# Текст для чтения
——————————

Оказавшись в Пермской области, я стал разыскивать Каробатово. Надо было лететь самолетом, потом идти маленьким речным пароходом, ехать попутным лесовозным грузовиком и потом километра четыре пешком по топкому лесу.
Я увидел деревню осенним вечером. Пять огней светилось в лесу. Оказалось потом: пять домов всего-то в деревне. Постучался в крайний домишко, окруженный высокими черными елями. Забрехала в темноте собака. Покашливая, кто-то стал спускаться скрипучей лестницей с верхней пристройки.
— Федор Василии Орлов тут проживает?..
— Тут не тут — заходи. Гостю рады будем.
Керосиновая лампа осветила бревенчатые стены с пучками травы, связками лука и сушеных грибов. На низких окнах — цветы в березовых туесах. Четыре кошки играют на полу со старым валенком. Из-за дощатой крашеной перегородки вышла благообразная старушка, сказала «здравствуйте» и опять принялась греметь ухватами около печки.
Хозяин гостю не удивился. Достал с печи пару теплых портянок из войлока. Пока я менял обувку, хозяин принес на стол чугунок горячей картошки и тарелку с грибами. Голова у хозяина, когда ходит, почти упирается в потолок.

——————————

# Исходные записи
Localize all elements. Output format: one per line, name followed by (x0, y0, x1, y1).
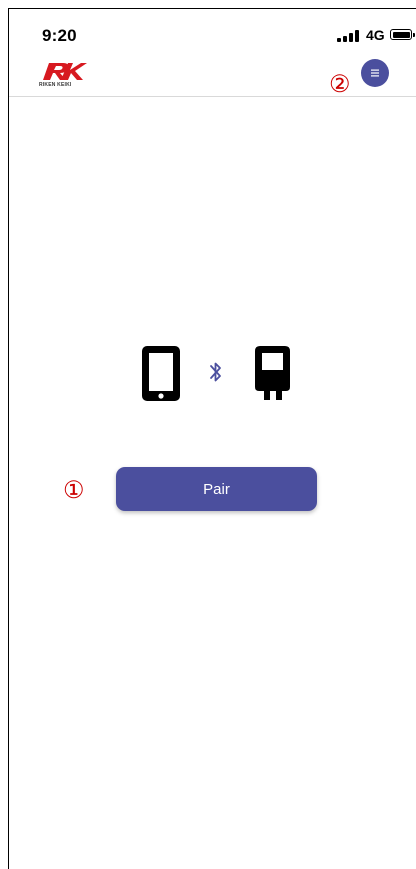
annotation-marker-1: ① (63, 476, 85, 504)
annotation-marker-2: ② (329, 70, 351, 98)
pair-button[interactable]: Pair (116, 467, 317, 511)
battery-fill (392, 31, 410, 38)
battery-tip (413, 33, 415, 37)
smartphone-icon (142, 346, 180, 401)
status-time: 9:20 (42, 26, 77, 45)
gas-detector-icon (255, 346, 290, 400)
menu-button[interactable] (361, 59, 389, 87)
hamburger-menu-icon (371, 69, 379, 77)
network-type: 4G (366, 27, 385, 43)
frame-border-left (8, 8, 9, 869)
app-header: RIKEN KEIKI (9, 53, 416, 97)
pairing-illustration (142, 346, 290, 401)
logo-text: RIKEN KEIKI (39, 82, 72, 88)
cellular-signal-icon (337, 30, 364, 42)
bluetooth-icon (210, 362, 221, 382)
battery-icon (390, 29, 412, 40)
app-screen: 9:20 4G RIKEN KEIKI ② ① Pair (0, 0, 416, 869)
status-bar: 9:20 4G (9, 9, 416, 53)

——————————

# Задания
1. Переведите на английский язык предложение из текста о поездке в Каробатово: «Керосиновая лампа осветила бревенчатые стены с пучками травы, связками лука и сушеных грибов».
2. Напишите продолжение текста о поездке в Каробатово, начиная сразу после его последнего предложения.

# Ответы
1. The kerosene lamp lit up the log walls with bunches of herbs, strings of onions and dried mushrooms.

2.
А когда сел — на низкую лавку, — горбатая тень заняла почти всю стену, где висят рамки, по-деревенски набитые фотографиями.
— Дети?
— Дети… — Вздыхает старик и начинает закуривать.
Решаю о сыне разговора не заводить. Скажет сам — хорошо. Не скажет — поговорим о лесных делах, об охоте.
— Дети… Жизня — как колесо с горы. Кажется, и сам вчера молодой был. А вот уже вялость в ногах получается. Да уже и дети начали стареть…
За вечер я понемногу узнаю стариковскую жизнь. Она начиналась тут, в пермских лесах.
И закончится тоже, наверное, тут — в деревне с пятью дворами, стогами сена и кладбищем за крайней избой. «Я ровесник этому лесу. Ему, по кольцам считать, — за семьдесят. И меня вывезло на половину восьмого десятка. Все думаю, думаю. Лес будет стоять, а человек уходить должен. Бога, я тоже определил, нету. А что же есть?..» В Первую мировую войну старик был разведчиком. Имеет «Георгия». В последнюю войну делал для фронта лыжи. Вся жизнь — в лесу. Менялись только избы кордонов, а должность была постоянная — лесной обходчик. И потому лес во все стороны хожен и перехожей и знаком, «все равно, что эта изба».
Старик еще исправно стреляет. Поговорив о рябчиках и глухарях, решаем утром пойти на охоту. Отбираем патроны, выкладываем на видное место все, что следует не забыть, и тушим лампу. В окне проступают черные ветки, около печки ложатся синие пятна лунного света. Глухо брешет за стенкой собака.
— Зверь, что ли?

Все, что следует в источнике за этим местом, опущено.